## [What the task asks]
Gather the lines from the material that contain "impedance".

** START Exercise input **

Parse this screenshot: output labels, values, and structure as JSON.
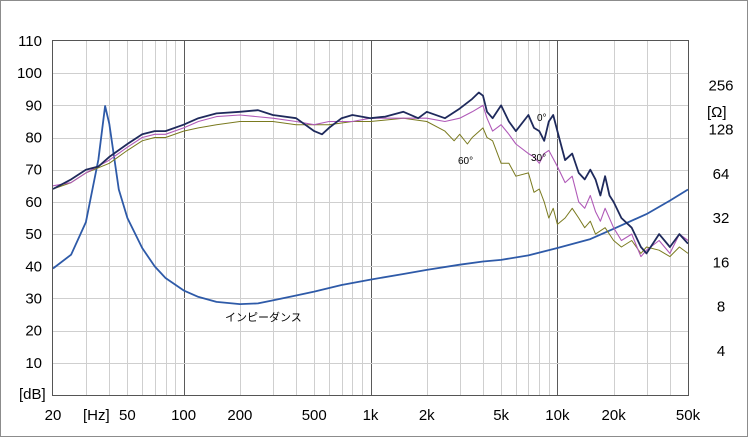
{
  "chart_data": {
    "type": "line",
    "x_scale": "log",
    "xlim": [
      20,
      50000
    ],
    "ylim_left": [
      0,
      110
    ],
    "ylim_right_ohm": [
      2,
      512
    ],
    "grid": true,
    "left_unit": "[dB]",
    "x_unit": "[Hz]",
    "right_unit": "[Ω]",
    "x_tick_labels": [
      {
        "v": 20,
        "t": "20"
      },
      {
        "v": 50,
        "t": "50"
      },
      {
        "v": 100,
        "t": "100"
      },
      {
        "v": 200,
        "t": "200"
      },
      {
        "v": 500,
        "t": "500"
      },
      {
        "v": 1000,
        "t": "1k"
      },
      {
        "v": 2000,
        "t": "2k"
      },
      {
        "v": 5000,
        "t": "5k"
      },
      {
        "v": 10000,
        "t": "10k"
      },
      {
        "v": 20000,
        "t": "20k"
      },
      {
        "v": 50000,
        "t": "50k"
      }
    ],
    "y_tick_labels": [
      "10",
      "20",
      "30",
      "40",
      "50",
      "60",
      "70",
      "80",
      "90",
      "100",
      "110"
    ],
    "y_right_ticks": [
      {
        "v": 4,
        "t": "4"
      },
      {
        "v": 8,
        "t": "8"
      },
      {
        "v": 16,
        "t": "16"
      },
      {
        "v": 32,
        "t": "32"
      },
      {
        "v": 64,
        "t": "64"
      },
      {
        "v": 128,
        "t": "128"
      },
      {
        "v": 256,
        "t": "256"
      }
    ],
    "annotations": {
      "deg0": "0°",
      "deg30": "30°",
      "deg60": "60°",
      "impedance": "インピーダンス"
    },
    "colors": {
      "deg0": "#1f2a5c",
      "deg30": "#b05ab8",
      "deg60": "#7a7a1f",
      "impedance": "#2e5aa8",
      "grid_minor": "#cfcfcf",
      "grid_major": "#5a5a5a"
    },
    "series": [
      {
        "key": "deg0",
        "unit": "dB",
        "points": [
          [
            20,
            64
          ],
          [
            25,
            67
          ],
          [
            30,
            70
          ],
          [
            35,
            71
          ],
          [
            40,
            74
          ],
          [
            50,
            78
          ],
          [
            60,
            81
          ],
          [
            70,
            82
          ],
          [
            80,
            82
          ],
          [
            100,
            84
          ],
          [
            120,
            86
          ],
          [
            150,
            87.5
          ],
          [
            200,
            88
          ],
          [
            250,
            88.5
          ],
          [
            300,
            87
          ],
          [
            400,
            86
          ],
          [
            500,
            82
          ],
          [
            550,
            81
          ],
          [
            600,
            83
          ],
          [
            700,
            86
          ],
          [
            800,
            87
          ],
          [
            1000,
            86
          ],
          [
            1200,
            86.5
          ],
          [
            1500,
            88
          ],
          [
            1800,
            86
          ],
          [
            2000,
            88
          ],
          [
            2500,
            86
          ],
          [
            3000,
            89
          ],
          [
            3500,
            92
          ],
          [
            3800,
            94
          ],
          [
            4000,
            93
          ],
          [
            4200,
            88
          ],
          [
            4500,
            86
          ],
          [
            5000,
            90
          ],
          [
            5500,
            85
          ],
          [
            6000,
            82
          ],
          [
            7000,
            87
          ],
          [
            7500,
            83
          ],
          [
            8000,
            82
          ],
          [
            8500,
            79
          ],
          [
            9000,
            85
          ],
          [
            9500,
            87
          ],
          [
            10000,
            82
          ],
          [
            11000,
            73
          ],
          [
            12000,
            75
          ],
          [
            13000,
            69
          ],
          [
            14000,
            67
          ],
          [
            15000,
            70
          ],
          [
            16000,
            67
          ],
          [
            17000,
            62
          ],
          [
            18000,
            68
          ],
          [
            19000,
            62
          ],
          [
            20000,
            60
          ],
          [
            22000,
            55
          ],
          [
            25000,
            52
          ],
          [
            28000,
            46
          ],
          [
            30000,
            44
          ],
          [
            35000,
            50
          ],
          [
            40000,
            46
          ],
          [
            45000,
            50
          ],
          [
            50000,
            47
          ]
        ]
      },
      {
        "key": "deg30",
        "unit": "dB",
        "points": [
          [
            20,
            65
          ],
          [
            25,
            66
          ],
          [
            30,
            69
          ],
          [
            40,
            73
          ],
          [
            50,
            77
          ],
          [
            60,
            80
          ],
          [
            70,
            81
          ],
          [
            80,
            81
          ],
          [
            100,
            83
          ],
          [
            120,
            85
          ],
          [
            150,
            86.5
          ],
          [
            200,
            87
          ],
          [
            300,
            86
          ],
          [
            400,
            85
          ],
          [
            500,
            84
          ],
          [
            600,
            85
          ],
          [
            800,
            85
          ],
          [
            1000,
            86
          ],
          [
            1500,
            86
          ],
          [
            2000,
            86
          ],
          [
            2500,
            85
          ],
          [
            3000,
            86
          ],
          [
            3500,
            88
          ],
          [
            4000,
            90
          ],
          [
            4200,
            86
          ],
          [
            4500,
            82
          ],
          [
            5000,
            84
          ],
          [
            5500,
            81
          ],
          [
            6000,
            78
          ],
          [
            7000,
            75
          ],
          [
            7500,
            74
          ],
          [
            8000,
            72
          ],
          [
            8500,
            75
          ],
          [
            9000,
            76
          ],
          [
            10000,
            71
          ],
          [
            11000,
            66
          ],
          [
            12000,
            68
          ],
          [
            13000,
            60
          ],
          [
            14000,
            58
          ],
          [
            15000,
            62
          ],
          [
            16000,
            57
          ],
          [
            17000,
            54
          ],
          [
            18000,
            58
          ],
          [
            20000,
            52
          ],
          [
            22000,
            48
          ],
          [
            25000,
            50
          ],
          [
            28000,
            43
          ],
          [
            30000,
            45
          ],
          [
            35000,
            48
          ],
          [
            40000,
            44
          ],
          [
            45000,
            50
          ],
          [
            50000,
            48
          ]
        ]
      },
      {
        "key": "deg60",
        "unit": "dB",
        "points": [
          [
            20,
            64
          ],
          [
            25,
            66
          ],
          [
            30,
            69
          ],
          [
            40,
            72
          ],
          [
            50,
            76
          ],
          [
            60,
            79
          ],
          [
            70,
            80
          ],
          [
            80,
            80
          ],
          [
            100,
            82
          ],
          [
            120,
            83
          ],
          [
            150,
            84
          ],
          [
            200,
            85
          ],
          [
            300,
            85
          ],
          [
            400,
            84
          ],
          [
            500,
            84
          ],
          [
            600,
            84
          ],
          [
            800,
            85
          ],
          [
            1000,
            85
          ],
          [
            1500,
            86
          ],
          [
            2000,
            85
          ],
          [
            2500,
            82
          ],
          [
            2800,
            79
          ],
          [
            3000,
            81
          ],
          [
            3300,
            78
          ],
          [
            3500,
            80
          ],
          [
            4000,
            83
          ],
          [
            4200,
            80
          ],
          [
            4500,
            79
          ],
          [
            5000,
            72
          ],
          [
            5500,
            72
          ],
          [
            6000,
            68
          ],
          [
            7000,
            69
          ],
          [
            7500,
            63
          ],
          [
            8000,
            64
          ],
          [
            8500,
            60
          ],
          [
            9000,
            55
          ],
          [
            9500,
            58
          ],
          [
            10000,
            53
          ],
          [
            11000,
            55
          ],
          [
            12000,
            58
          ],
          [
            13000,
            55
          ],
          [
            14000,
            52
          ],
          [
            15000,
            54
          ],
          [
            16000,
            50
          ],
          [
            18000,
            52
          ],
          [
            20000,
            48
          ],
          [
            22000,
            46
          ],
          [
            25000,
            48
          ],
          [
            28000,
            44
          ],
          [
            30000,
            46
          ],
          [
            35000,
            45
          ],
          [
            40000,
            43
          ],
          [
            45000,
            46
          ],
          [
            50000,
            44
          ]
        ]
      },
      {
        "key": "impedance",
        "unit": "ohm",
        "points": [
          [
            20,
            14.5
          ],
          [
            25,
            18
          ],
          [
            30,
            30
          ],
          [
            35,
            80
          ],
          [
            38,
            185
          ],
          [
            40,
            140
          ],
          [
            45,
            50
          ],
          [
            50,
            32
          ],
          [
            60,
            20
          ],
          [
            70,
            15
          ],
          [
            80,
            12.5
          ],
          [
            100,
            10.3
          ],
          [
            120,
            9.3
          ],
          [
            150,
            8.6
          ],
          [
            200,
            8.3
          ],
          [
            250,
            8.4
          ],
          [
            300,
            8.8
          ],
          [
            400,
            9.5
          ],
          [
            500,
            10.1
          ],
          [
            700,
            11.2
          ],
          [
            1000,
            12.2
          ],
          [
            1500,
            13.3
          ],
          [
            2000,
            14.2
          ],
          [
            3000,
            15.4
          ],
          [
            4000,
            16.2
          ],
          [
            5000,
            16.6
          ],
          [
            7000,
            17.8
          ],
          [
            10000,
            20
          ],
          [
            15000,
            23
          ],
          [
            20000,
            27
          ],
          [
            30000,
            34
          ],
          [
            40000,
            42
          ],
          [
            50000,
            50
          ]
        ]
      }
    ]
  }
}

** END Exercise input **

## [Solution]
      "impedance": "インピーダンス"
      "impedance": "#2e5aa8",
        "key": "impedance",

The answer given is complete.